## begin

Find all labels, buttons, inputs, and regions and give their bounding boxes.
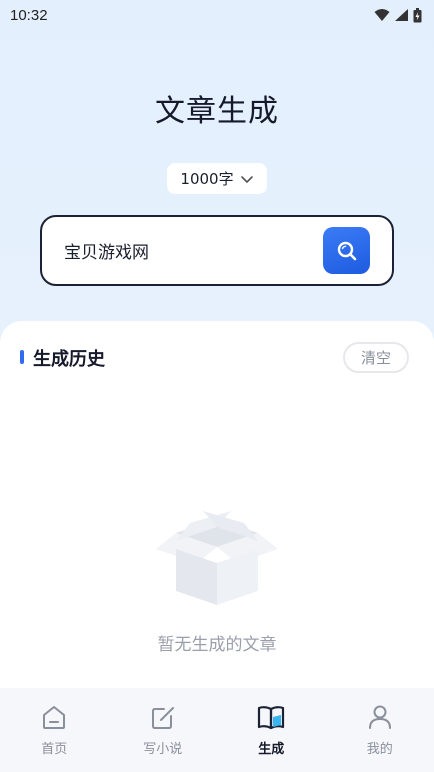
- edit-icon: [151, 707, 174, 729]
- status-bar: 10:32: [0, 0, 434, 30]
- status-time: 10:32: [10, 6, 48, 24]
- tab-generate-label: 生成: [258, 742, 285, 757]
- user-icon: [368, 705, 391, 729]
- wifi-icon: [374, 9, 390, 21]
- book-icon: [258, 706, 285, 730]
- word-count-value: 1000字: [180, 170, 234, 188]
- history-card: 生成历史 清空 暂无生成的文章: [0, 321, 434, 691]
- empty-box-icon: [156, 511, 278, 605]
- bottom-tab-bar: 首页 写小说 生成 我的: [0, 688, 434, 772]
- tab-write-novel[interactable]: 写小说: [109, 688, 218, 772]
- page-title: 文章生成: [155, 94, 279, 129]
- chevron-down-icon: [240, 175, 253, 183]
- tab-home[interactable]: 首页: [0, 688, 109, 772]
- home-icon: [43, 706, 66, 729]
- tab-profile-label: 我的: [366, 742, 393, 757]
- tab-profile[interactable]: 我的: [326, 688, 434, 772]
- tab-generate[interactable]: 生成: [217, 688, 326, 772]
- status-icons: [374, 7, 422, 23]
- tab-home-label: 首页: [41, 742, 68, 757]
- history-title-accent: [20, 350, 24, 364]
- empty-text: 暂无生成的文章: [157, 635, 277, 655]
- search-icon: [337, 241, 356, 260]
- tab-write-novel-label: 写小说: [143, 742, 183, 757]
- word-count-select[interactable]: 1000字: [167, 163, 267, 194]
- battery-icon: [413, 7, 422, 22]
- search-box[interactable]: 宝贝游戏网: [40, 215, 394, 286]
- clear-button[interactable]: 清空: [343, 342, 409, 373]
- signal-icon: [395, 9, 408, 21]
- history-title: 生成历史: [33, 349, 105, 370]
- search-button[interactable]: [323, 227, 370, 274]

## end
## begin

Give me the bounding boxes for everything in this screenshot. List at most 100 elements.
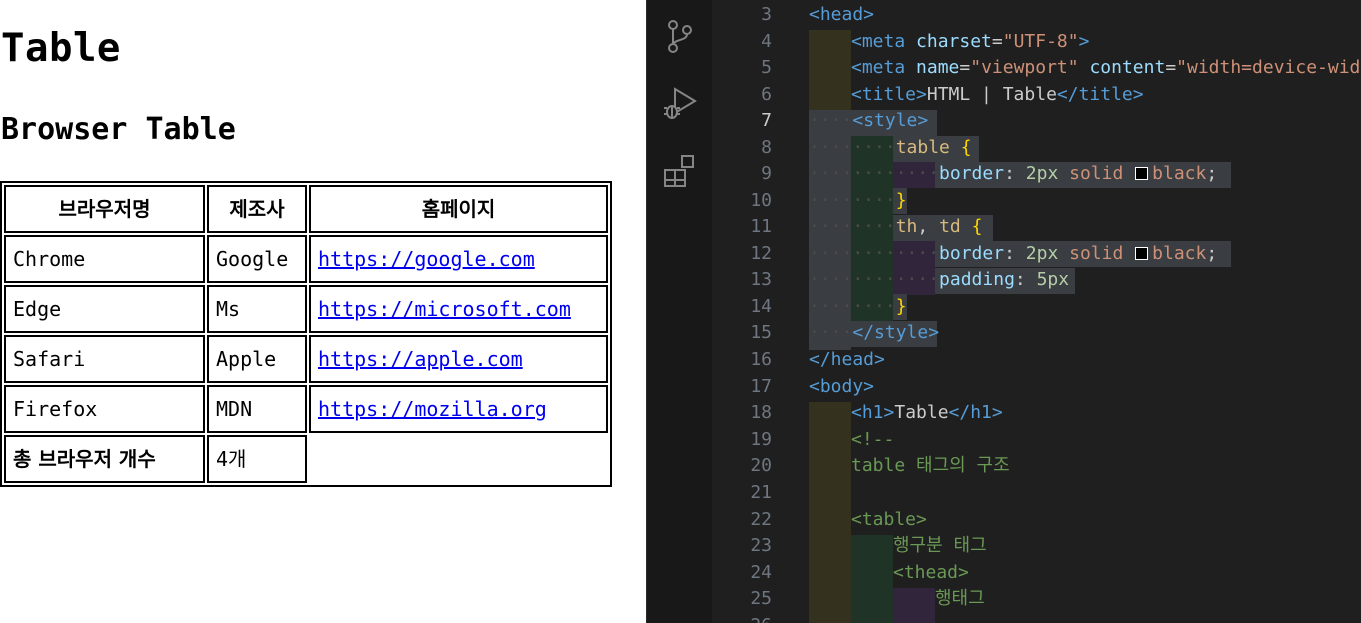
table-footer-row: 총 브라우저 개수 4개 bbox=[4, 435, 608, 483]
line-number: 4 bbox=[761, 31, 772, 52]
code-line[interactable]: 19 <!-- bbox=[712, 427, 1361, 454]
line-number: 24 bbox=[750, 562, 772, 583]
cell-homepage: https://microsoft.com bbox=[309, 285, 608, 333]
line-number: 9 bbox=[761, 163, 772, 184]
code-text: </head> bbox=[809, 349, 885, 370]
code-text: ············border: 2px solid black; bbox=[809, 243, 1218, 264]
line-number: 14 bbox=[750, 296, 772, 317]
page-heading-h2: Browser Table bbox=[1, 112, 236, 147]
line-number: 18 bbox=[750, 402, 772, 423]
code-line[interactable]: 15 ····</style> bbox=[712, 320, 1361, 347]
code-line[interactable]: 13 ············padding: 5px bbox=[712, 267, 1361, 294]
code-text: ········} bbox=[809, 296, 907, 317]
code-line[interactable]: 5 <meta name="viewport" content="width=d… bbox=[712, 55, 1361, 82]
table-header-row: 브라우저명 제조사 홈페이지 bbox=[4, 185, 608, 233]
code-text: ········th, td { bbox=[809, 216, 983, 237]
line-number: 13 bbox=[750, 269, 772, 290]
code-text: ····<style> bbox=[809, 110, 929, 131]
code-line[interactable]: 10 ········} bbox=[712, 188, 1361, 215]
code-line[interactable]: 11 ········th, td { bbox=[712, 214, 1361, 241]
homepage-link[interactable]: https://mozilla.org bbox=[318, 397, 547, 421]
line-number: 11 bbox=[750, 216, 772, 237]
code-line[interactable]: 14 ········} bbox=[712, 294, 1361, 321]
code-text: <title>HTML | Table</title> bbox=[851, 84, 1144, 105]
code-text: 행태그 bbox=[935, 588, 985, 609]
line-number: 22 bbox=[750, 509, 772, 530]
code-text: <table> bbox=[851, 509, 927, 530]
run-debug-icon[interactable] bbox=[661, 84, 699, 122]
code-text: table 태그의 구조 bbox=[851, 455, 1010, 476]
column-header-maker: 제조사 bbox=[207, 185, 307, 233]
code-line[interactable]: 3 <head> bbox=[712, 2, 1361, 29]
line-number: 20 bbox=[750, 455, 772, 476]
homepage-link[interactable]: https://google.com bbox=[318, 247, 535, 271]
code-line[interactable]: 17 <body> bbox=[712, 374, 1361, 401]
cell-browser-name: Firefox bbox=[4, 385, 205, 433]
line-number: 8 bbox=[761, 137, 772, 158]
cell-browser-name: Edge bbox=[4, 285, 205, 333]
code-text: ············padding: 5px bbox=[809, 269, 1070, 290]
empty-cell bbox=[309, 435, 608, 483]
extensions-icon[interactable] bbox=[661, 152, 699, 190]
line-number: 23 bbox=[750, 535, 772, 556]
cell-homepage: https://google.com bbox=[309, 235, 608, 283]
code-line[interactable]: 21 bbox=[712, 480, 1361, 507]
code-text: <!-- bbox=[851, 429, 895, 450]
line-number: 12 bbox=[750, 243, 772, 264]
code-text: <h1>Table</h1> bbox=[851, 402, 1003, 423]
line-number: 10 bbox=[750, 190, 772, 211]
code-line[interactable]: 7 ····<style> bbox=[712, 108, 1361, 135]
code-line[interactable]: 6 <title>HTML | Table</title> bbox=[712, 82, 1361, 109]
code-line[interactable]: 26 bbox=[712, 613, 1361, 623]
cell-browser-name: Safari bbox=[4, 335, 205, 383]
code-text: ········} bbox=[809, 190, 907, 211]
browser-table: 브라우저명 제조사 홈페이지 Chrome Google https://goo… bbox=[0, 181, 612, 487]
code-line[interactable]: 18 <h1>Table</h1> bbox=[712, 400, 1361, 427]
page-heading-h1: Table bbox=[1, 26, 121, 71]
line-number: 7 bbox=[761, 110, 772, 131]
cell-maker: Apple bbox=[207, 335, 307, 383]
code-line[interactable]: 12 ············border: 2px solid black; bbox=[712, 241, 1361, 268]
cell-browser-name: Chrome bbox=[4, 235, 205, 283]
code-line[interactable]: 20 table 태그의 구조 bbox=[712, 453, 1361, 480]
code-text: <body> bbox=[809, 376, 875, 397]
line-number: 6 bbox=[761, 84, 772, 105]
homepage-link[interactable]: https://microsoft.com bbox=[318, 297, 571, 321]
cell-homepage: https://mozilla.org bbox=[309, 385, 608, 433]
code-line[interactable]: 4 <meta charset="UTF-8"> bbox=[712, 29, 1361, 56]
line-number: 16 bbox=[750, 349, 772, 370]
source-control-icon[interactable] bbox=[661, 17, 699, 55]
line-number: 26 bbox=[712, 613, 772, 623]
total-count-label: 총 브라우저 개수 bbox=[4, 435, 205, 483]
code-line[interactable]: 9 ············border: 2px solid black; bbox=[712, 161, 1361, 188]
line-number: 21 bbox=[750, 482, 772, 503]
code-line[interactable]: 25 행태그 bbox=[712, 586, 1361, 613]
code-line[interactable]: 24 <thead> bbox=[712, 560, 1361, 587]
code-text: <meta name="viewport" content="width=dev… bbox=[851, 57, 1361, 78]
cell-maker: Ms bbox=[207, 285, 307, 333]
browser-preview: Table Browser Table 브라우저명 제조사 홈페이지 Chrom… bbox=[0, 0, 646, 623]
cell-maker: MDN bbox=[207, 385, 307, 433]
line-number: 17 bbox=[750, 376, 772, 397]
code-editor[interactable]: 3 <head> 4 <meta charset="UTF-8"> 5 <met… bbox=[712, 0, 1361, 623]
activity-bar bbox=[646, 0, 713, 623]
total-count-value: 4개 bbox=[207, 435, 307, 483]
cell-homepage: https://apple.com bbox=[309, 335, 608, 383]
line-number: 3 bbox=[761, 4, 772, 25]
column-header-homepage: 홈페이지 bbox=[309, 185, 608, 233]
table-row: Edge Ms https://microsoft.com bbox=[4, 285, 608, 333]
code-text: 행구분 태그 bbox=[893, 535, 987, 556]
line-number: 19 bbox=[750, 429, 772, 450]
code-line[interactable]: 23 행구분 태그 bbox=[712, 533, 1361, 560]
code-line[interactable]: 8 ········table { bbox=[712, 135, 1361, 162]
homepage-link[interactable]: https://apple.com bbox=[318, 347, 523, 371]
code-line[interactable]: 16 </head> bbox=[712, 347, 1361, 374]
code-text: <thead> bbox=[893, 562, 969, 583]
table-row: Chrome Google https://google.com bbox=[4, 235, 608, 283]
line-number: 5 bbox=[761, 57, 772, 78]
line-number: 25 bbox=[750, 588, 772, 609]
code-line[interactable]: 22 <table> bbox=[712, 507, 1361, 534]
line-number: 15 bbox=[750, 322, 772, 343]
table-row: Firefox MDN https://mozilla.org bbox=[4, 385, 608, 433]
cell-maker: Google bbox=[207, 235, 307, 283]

## end

▶ What you should do:
Render the lines from the line with "- edit-icon: [151, 707, 174, 729]" to the line with "- clear-button[interactable]: 清空: [343, 342, 409, 373]" as a Markdown table. Use the columns Index and Entry, and omit any blank lines.

▶ Complete answer:
| Index | Entry |
|---|---|
| 1 | - edit-icon: [151, 707, 174, 729] |
| 2 | - status-bar: 10:32: [0, 0, 434, 30] |
| 3 | - status-time: 10:32: [10, 6, 48, 24] |
| 4 | - tab-generate-label: 生成: [258, 742, 285, 757] |
| 5 | - user-icon: [368, 705, 391, 729] |
| 6 | - wifi-icon: [374, 9, 390, 21] |
| 7 | - book-icon: [258, 706, 285, 730] |
| 8 | - word-count-value: 1000字: [180, 170, 234, 188] |
| 9 | - history-card: 生成历史 清空 暂无生成的文章: [0, 321, 434, 691] |
| 10 | - empty-box-icon: [156, 511, 278, 605] |
| 11 | - bottom-tab-bar: 首页 写小说 生成 我的: [0, 688, 434, 772] |
| 12 | - tab-write-novel[interactable]: 写小说: [109, 688, 218, 772] |
| 13 | - page-title: 文章生成: [155, 94, 279, 129] |
| 14 | - chevron-down-icon: [240, 175, 253, 183] |
| 15 | - tab-home[interactable]: 首页: [0, 688, 109, 772] |
| 16 | - home-icon: [43, 706, 66, 729] |
| 17 | - tab-profile-label: 我的: [366, 742, 393, 757] |
| 18 | - tab-profile[interactable]: 我的: [326, 688, 434, 772] |
| 19 | - tab-generate[interactable]: 生成: [217, 688, 326, 772] |
| 20 | - status-icons: [374, 7, 422, 23] |
| 21 | - tab-home-label: 首页: [41, 742, 68, 757] |
| 22 | - history-title-accent: [20, 350, 24, 364] |
| 23 | - empty-text: 暂无生成的文章: [157, 635, 277, 655] |
| 24 | - search-icon: [337, 241, 356, 260] |
| 25 | - tab-write-novel-label: 写小说: [143, 742, 183, 757] |
| 26 | - word-count-select[interactable]: 1000字: [167, 163, 267, 194] |
| 27 | - battery-icon: [413, 7, 422, 22] |
| 28 | - search-box[interactable]: 宝贝游戏网: [40, 215, 394, 286] |
| 29 | - clear-button[interactable]: 清空: [343, 342, 409, 373] |